Исходный текст -
=-=-=

Во-вторых, мне нужно было получить объективное представление о том, отличается ли рабочая атмосфера внутри этих команд. Но сама я сделать этого не могла: была уверена, что отличия есть. В пример скептику Липу, Ричард Хэкман сразу признал правдоподобность моего нового аргумента. При его поддержке я наняла ассистента, Энди Молинского, для того чтобы он помог мне изучить работу каждой команды. Энди не знал, в каких отделениях было больше ошибок и какие из них показали лучшие результаты в командном опросе. Он также не знал о моей новой гипотезе. Я дала ему задание постараться понять, каково это – работать в каждом из отделений. И Энди в течение нескольких дней наблюдал за взаимодействием людей, опрашивал медсестер и врачей, чтобы узнать больше об условиях работы и атмосфере в коллективе, и записывал их ответы и свои наблюдения. В итоге Энди сообщил, что атмосфера в отделениях выглядит по-разному. В одних люди открыто говорят об ошибках, а в других, казалось, боятся даже упоминать. Медсестры говорили, что из-за ошибок «у тебя будут проблемы» или «тебя засудят». Отчет Энди был усладой для моих ушей. Именно о таком раскладе я и догадывалась. Но были ли эти различия в рабочей атмосфере связаны с частотой совершаемых ошибок? Конечно да.
Я попросила Энди оценить команды, которые он изучал, по шкале от наименее до наиболее «откровенных». Удивительно, но его рейтинг почти идеально коррелировал с количеством раскрытых этими командами ошибок. А значит, этот показатель в исследовании действительно был искаженным: там, где люди боялись говорить об ошибках, многие из них остались «за кадром».
В совокупности оба эти контрольных теста показали, что мой вывод – лучшие команды не совершают больше ошибок, а просто ни одну из них не скрывают – верен.
ОТКРЫТИЕ ПСИХОЛОГИЧЕСКОЙ БЕЗОПАСНОСТИ
Гораздо позже я ввела термин психологическая безопасность, чтобы отразить подобную разницу в рабочей атмосфере, и разработала методы ее определения, тем самым положив начало целому направлению исследований в области организационного поведения. Сегодня более тысячи научных работ в различных областях – от образования до бизнеса и медицины – показали, что команды и организации с более высокой психологической безопасностью представляют лучшие результаты, пониженный уровень выгорания и, говоря про медицину, даже более низкую смертность среди пациентов. Почему так происходит?

=-=-=

Исходные строки -
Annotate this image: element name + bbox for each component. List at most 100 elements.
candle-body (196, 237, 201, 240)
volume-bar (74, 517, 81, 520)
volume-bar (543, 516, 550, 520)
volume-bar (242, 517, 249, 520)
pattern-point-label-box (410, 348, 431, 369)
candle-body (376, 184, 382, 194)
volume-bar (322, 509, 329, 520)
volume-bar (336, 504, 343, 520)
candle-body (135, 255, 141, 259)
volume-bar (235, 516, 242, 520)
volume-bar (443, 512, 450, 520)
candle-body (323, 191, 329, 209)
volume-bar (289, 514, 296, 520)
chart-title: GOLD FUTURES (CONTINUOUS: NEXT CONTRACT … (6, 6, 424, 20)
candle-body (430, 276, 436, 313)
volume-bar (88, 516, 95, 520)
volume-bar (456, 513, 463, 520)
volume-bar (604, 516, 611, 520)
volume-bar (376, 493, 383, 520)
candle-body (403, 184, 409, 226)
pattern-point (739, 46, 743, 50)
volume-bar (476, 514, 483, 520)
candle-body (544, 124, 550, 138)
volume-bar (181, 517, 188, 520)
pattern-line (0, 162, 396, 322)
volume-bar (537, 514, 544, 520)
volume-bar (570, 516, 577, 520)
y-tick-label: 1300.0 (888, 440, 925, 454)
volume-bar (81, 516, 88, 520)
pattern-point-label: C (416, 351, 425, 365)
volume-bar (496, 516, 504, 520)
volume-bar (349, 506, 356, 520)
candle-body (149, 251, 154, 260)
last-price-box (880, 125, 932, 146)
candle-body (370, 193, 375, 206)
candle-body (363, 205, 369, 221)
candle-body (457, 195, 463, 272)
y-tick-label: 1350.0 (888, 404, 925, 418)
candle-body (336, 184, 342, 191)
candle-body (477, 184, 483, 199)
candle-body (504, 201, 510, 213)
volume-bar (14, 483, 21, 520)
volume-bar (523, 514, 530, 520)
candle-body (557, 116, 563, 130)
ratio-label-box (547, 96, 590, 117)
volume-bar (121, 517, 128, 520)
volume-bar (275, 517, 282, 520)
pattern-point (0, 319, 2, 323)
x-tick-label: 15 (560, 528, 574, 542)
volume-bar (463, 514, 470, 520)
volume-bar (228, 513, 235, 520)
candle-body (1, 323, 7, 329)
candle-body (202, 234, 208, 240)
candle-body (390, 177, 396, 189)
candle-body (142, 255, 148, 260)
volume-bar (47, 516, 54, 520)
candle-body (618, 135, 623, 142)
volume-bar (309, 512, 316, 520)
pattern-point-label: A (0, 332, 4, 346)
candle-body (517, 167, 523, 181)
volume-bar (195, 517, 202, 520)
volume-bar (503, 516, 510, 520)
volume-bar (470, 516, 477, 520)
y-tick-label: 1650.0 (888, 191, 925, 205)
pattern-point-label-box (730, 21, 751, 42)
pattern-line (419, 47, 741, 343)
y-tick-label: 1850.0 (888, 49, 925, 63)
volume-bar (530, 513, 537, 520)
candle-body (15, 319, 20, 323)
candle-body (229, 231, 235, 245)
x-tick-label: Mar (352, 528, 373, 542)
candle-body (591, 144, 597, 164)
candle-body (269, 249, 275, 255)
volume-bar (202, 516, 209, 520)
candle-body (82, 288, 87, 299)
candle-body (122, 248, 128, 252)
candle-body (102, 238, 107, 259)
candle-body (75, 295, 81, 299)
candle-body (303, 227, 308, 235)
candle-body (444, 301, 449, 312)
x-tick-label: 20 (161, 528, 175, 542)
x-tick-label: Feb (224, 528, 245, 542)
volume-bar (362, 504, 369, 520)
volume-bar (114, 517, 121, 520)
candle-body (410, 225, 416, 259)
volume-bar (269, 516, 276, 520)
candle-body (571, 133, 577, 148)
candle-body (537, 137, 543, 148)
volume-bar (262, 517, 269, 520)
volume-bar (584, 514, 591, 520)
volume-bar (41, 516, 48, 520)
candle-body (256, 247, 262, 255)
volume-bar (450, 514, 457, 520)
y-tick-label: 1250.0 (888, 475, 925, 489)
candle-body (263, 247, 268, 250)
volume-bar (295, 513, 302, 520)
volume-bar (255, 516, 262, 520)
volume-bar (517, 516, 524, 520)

=-=-=

Задание 1 -
Воспроизведите дословно фрагмент исходного текста, начиная со слов «ОТКРЫТИЕ ПСИХОЛОГИЧЕСКОЙ БЕЗОПАСНОСТИ» и заканчивая словами «Почему так происходит?» включительно.
Задание 2 -
Перечислите все преимущества команд и организаций с более высокой психологической безопасностью, которые называет исходный текст.

Ответ 1 -
ОТКРЫТИЕ ПСИХОЛОГИЧЕСКОЙ БЕЗОПАСНОСТИ
Гораздо позже я ввела термин психологическая безопасность, чтобы отразить подобную разницу в рабочей атмосфере, и разработала методы ее определения, тем самым положив начало целому направлению исследований в области организационного поведения. Сегодня более тысячи научных работ в различных областях – от образования до бизнеса и медицины – показали, что команды и организации с более высокой психологической безопасностью представляют лучшие результаты, пониженный уровень выгорания и, говоря про медицину, даже более низкую смертность среди пациентов. Почему так происходит?

Ответ 2 -
- лучшие результаты;
- пониженный уровень выгорания;
- более низкая смертность среди пациентов (в медицине).